* Directions *
- A) Please reproduce the passage from the article on the SMSF account starting at "The account now" and ending at "Law Act 1975.".
- B) Answer these questions from the article on the SMSF account:
(i) What was the total in the SMSF bank account at the time of the transfers?
(ii) Under which act can a flag order be obtained?
(iii) On what grounds can super covered by a flag order still be accessed?

== Source excerpt

Help! My ex has taken all our super
Last week, my former partner accessed the SMSF bank account and transferred $100,000 to a personal super account at Australian Super and $10,000 to her personal bank account. At the time the total amount in the bank account was $110,042.02.
The account now has just $42.02 remaining and is unable to meet its financial obligations. What are my options in such circumstances?
– Greg
A: There are a number of options to deal with the complex set of issues raised in your question, says Stephen Bourke, a director of SuperSplitting, an internet-based superannuation law practice specialising in super and family law, and it is likely that some court action would be required.
However, the first thing you must do immediately is secure the superannuation interest now in Australian Super to avoid it being rolled over to another super fund. The easiest way to do so is by obtaining a flag order under the Family Law Act 1975.
Flag order
A flag order, says Bourke, is a unique type of order available only under the Family Law Act. There is no need to obtain the consent of the member before you get a flag order but you must tell the Australian Super trustee you are seeking this before the order is made.
The effect of a flag order, explains Bourke, is to impose an obligation on the trustee of Australian Super not to pay any money out of the member account until there is a further order made in relation to the superannuation.
Your former partner cannot then access the super covered by this order or roll it over to another fund but it can be accessed under compassionate or hardship grounds. So swift action is required.
A court injunction is an alternative and this can be wider than the flag order to prevent payments on compassionate and hardship grounds. Obtaining this will require evidence to convince the court these grounds should be included in the injunction.
Either way, it would secure the $100,000 of superannuation held in Australian Super until the rest of your complex set of issues are dealt with, says Bourke.
While you say your former partner had a member account in the SMSF which in the 2019 financial statements amounted to $39,872 and this was the amount to be rolled out of the SMSF under the court order and transferred to your account, Bourke says the following can be done when there is a dispute over the member accounts.

====
== Material

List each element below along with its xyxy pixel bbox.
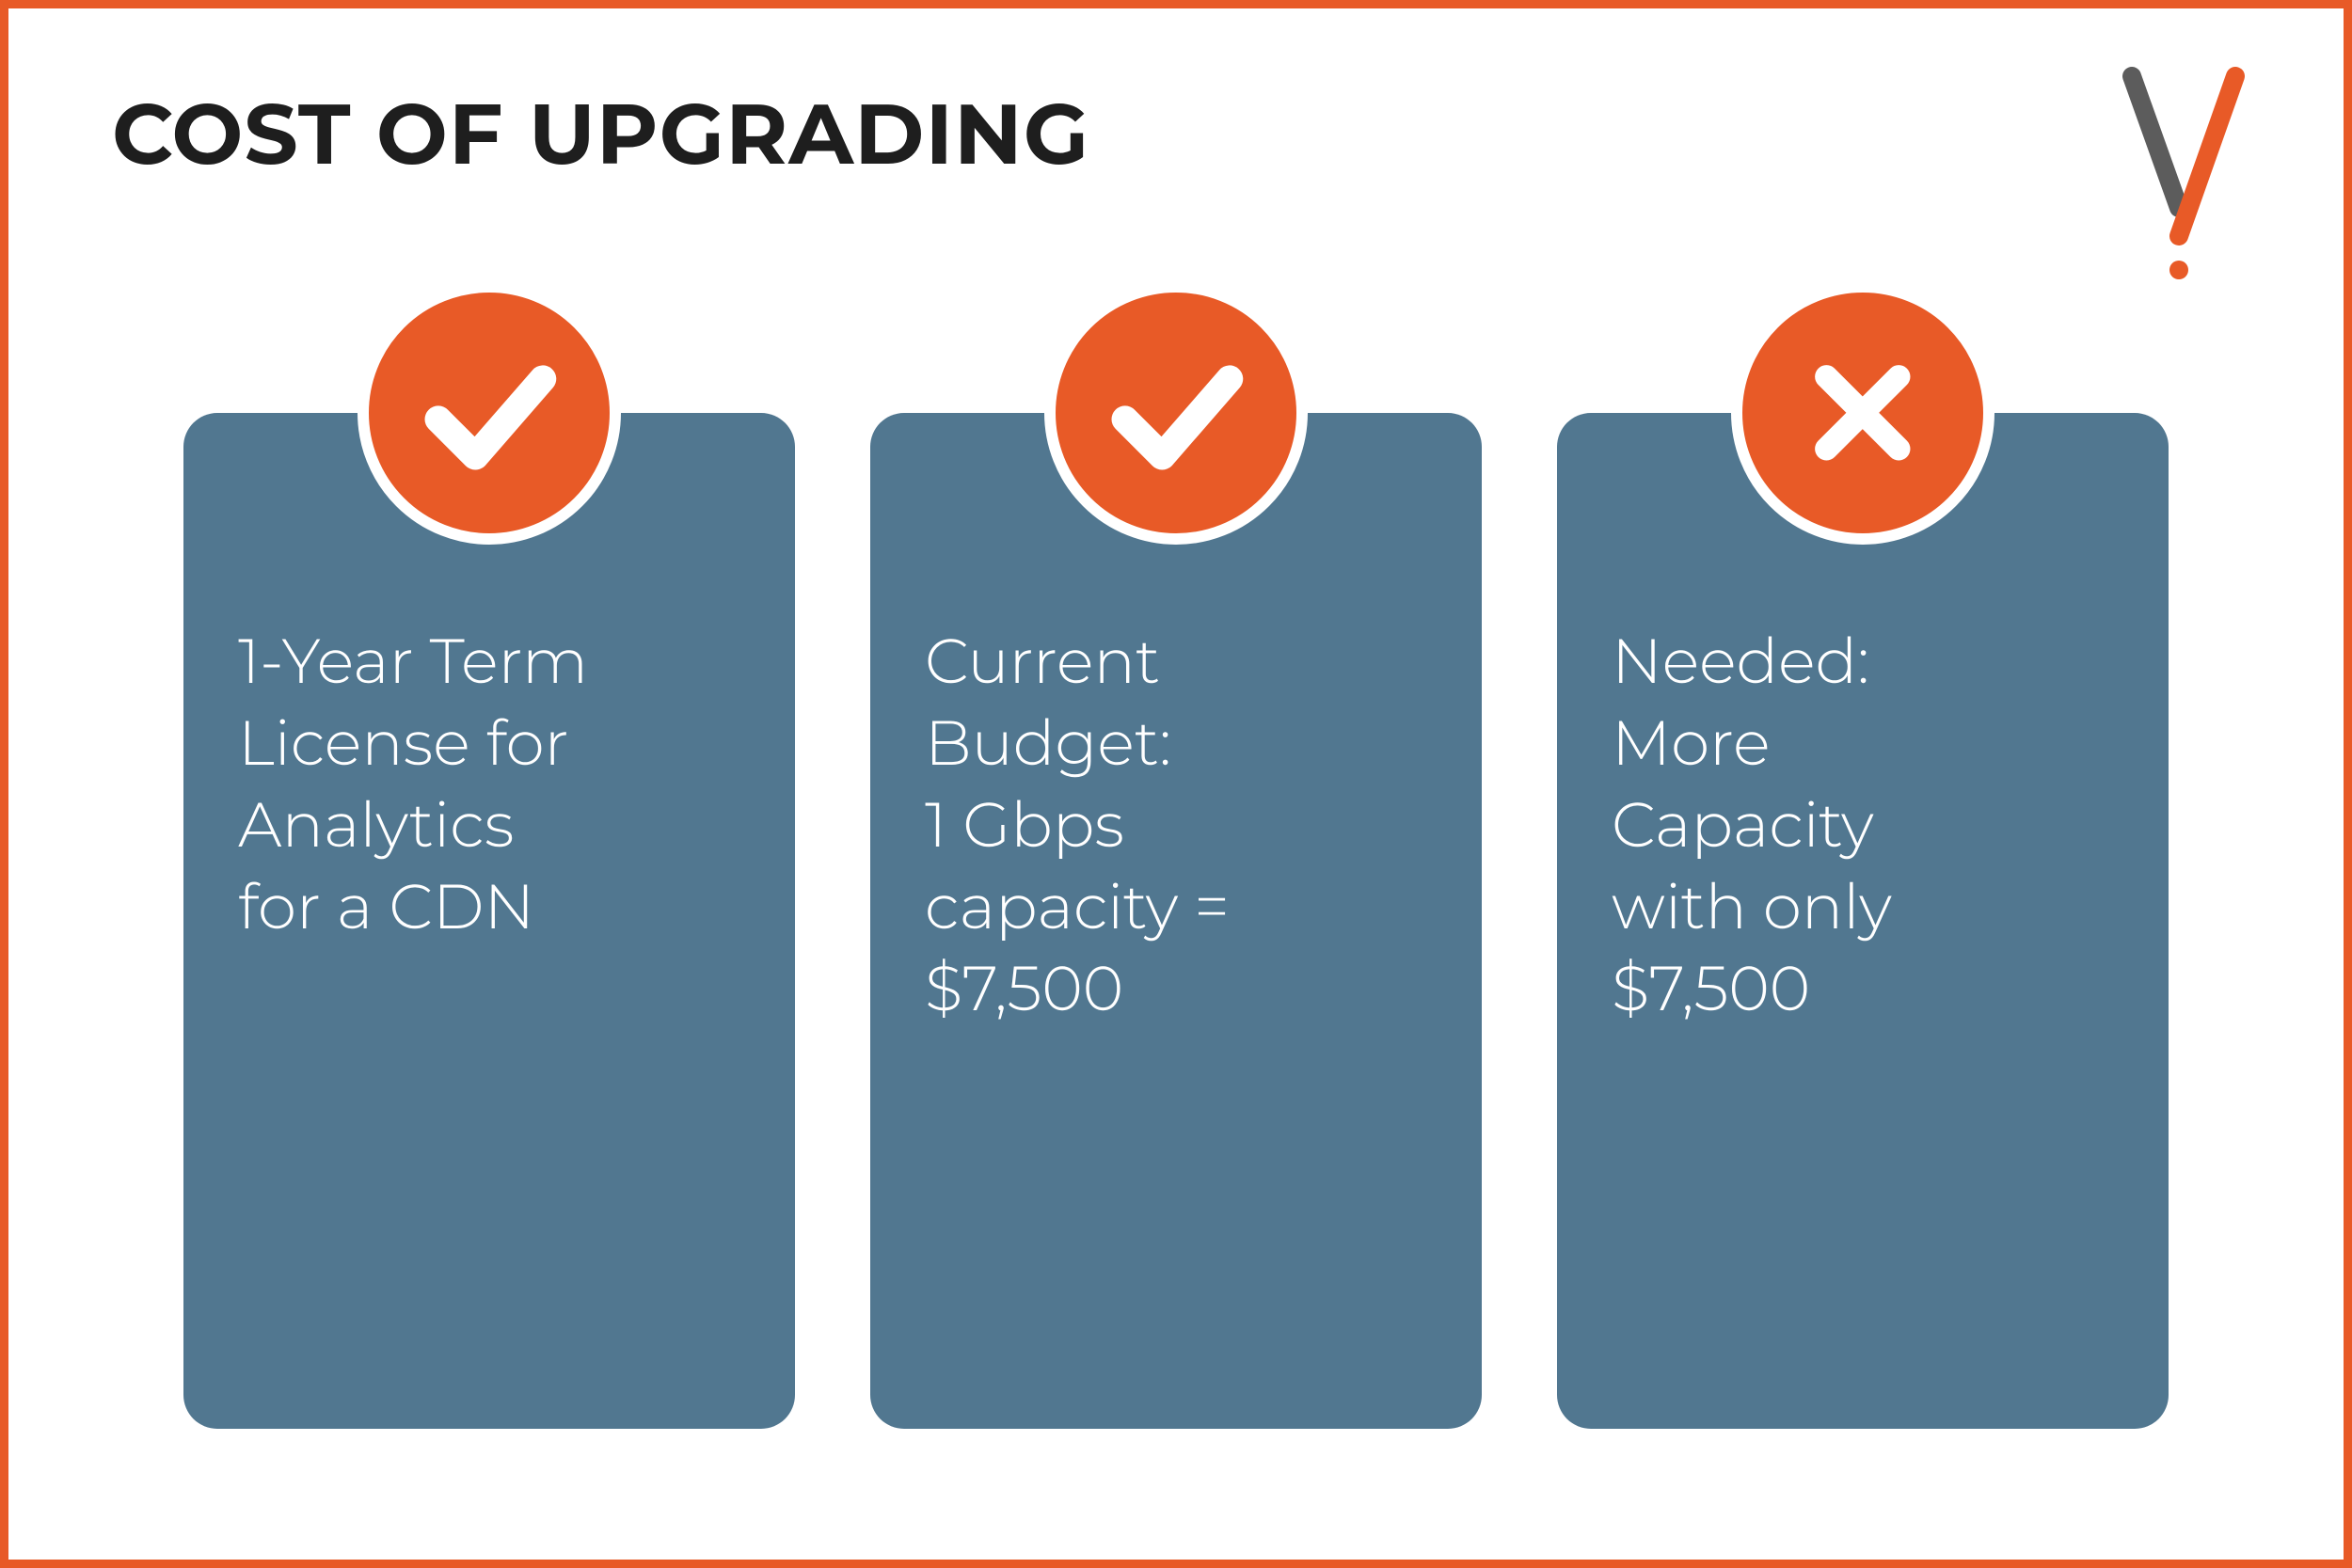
- logo-orange-stroke: [2179, 76, 2235, 236]
- slide-canvas: COST OF UPGRADING 1-Year Term License fo…: [0, 0, 2352, 1568]
- check-badge: [358, 281, 621, 545]
- info-card: 1-Year Term License for Analytics for a …: [183, 413, 795, 1429]
- cards-row: 1-Year Term License for Analytics for a …: [8, 413, 2344, 1429]
- logo-svg: [2094, 67, 2264, 283]
- info-card: Needed: More Capacity with only $7,500: [1557, 413, 2169, 1429]
- check-badge: [1044, 281, 1308, 545]
- check-icon: [405, 328, 573, 497]
- slide-title: COST OF UPGRADING: [112, 82, 1089, 185]
- logo-gray-stroke: [2132, 76, 2179, 208]
- cross-icon: [1790, 341, 1935, 485]
- brand-logo: [2094, 67, 2264, 283]
- cross-badge: [1731, 281, 1994, 545]
- check-icon: [1091, 328, 1260, 497]
- info-card: Current Budget: 1 Gbps capacity = $7,500: [870, 413, 1482, 1429]
- logo-dot: [2169, 261, 2188, 279]
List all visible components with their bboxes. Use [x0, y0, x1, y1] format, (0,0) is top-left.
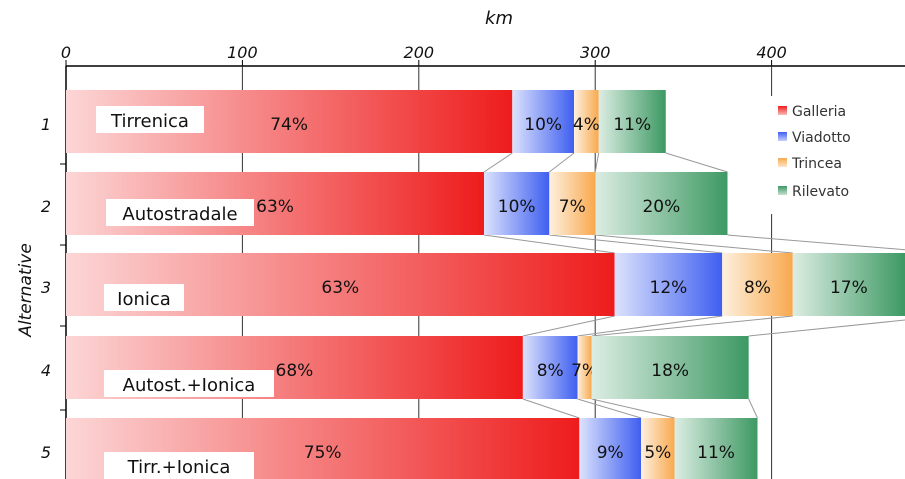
- data-label: 63%: [321, 278, 359, 298]
- bar-segment-trincea: [574, 90, 599, 153]
- x-axis-title: km: [485, 8, 513, 29]
- data-label: 10%: [524, 115, 562, 135]
- row-label-box: [96, 106, 204, 133]
- data-label: 63%: [256, 197, 294, 217]
- bar-segment-rilevato: [591, 336, 749, 399]
- data-label: 11%: [613, 115, 651, 135]
- x-tick-label: 100: [227, 43, 258, 62]
- legend-label: Galleria: [792, 104, 846, 120]
- connector-line: [665, 152, 728, 173]
- connector-line: [595, 234, 793, 254]
- legend-swatch: [778, 186, 787, 195]
- data-label: 75%: [304, 443, 342, 463]
- bar-segment-viadotto: [512, 90, 575, 153]
- bar-segment-viadotto: [579, 418, 642, 479]
- y-tick-label: 5: [41, 443, 51, 462]
- y-axis-title: Alternative: [16, 243, 36, 338]
- connector-line: [594, 152, 600, 173]
- data-label: 5%: [644, 443, 671, 463]
- connector-line: [591, 315, 793, 337]
- legend-swatch: [778, 106, 787, 115]
- y-tick-label: 3: [41, 278, 51, 297]
- x-tick-label: 300: [580, 43, 611, 62]
- data-label: 8%: [537, 361, 564, 381]
- connector-line: [522, 315, 615, 337]
- bar-segment-viadotto: [484, 172, 550, 235]
- row-label: Autostradale: [122, 204, 237, 225]
- connector-line: [748, 319, 905, 337]
- row-label-box: [104, 370, 274, 397]
- connector-line: [577, 398, 642, 419]
- legend-box: [770, 96, 896, 214]
- x-tick-label: 400: [756, 43, 787, 62]
- data-label: 10%: [498, 197, 536, 217]
- connector-line: [727, 234, 905, 251]
- y-tick-label: 2: [41, 197, 51, 216]
- connector-line: [591, 398, 675, 419]
- data-label: 9%: [597, 443, 624, 463]
- bar-segment-trincea: [577, 336, 592, 399]
- row-label-box: [104, 452, 254, 479]
- bar-segment-trincea: [722, 253, 793, 316]
- bar-segment-trincea: [549, 172, 596, 235]
- connector-layer: [483, 152, 905, 419]
- connector-line: [522, 398, 580, 419]
- connector-line: [549, 152, 575, 173]
- data-label: 18%: [651, 361, 689, 381]
- connector-line: [748, 398, 758, 419]
- y-tick-label: 4: [41, 361, 51, 380]
- row-label-box: [106, 199, 254, 226]
- row-label-box: [104, 284, 184, 311]
- data-label: 7%: [571, 361, 598, 381]
- data-label: 4%: [573, 115, 600, 135]
- bar-segment-rilevato: [792, 253, 905, 316]
- bar-segment-viadotto: [614, 253, 723, 316]
- connector-line: [483, 234, 615, 254]
- data-label: 17%: [830, 278, 868, 298]
- data-label: 68%: [276, 361, 314, 381]
- data-label: 74%: [270, 115, 308, 135]
- axis-layer: km Alternative 0 100 200 300 400 1 2 3 4 5: [16, 8, 787, 462]
- bar-segment-rilevato: [595, 172, 728, 235]
- legend: Galleria Viadotto Trincea Rilevato: [770, 96, 896, 214]
- row-label: Autost.+Ionica: [123, 375, 256, 396]
- bar-segment-trincea: [641, 418, 675, 479]
- legend-swatch: [778, 132, 787, 141]
- x-tick-label: 200: [404, 43, 435, 62]
- legend-swatch: [778, 158, 787, 167]
- bar-layer: 74% 10% 4% 11% Tirrenica 63% 10% 7% 20% Autostrad…: [66, 90, 905, 479]
- connector-line: [549, 234, 723, 254]
- data-label: 8%: [744, 278, 771, 298]
- legend-label: Viadotto: [792, 130, 851, 146]
- data-label: 11%: [697, 443, 735, 463]
- connector-line: [483, 152, 513, 173]
- row-label: Tirr.+Ionica: [127, 457, 231, 478]
- data-label: 20%: [642, 197, 680, 217]
- legend-label: Trincea: [791, 156, 842, 172]
- data-label: 7%: [559, 197, 586, 217]
- data-label: 12%: [650, 278, 688, 298]
- bar-segment-viadotto: [522, 336, 578, 399]
- x-tick-label: 0: [61, 43, 71, 62]
- row-label: Tirrenica: [110, 111, 189, 132]
- bar-segment-rilevato: [674, 418, 758, 479]
- y-tick-label: 1: [41, 115, 51, 134]
- connector-line: [577, 315, 723, 337]
- bar-segment-rilevato: [598, 90, 666, 153]
- row-label: Ionica: [117, 289, 171, 310]
- legend-label: Rilevato: [792, 184, 849, 200]
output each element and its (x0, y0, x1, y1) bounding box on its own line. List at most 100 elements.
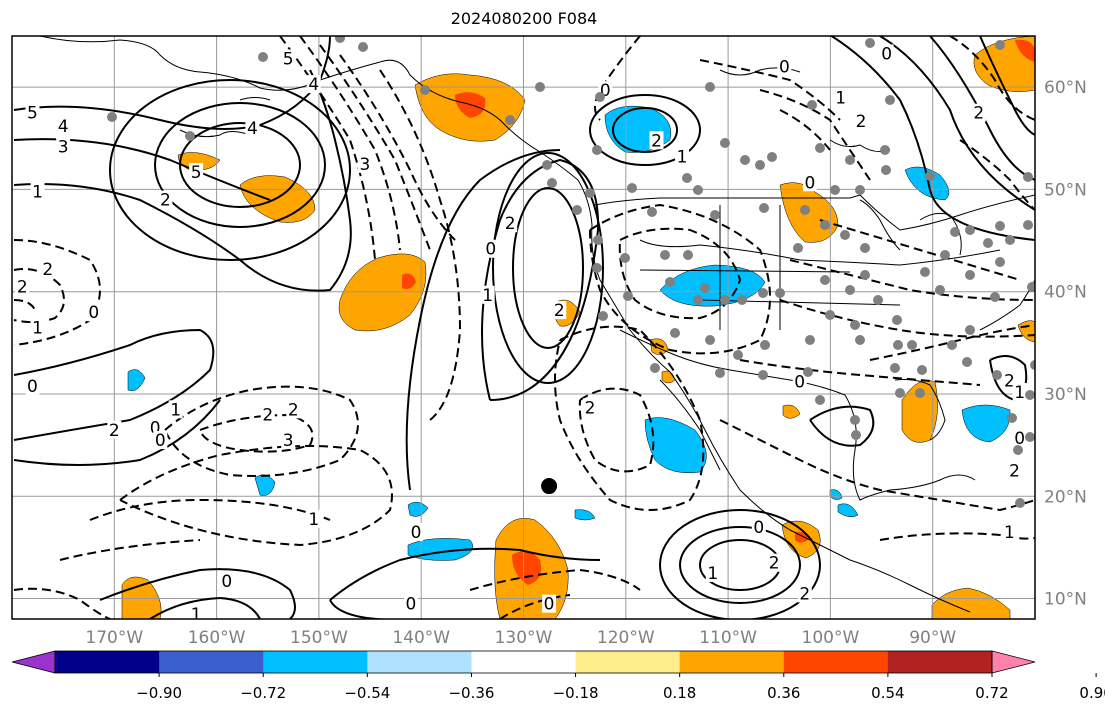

====

* Answers in order *
- A)
The account now has just $42.02 remaining and is unable to meet its financial obligations. What are my options in such circumstances?
– Greg
A: There are a number of options to deal with the complex set of issues raised in your question, says Stephen Bourke, a director of SuperSplitting, an internet-based superannuation law practice specialising in super and family law, and it is likely that some court action would be required.
However, the first thing you must do immediately is secure the superannuation interest now in Australian Super to avoid it being rolled over to another super fund. The easiest way to do so is by obtaining a flag order under the Family Law Act 1975.

- B)
(i) $110,042.02
(ii) The Family Law Act 1975
(iii) Compassionate or hardship grounds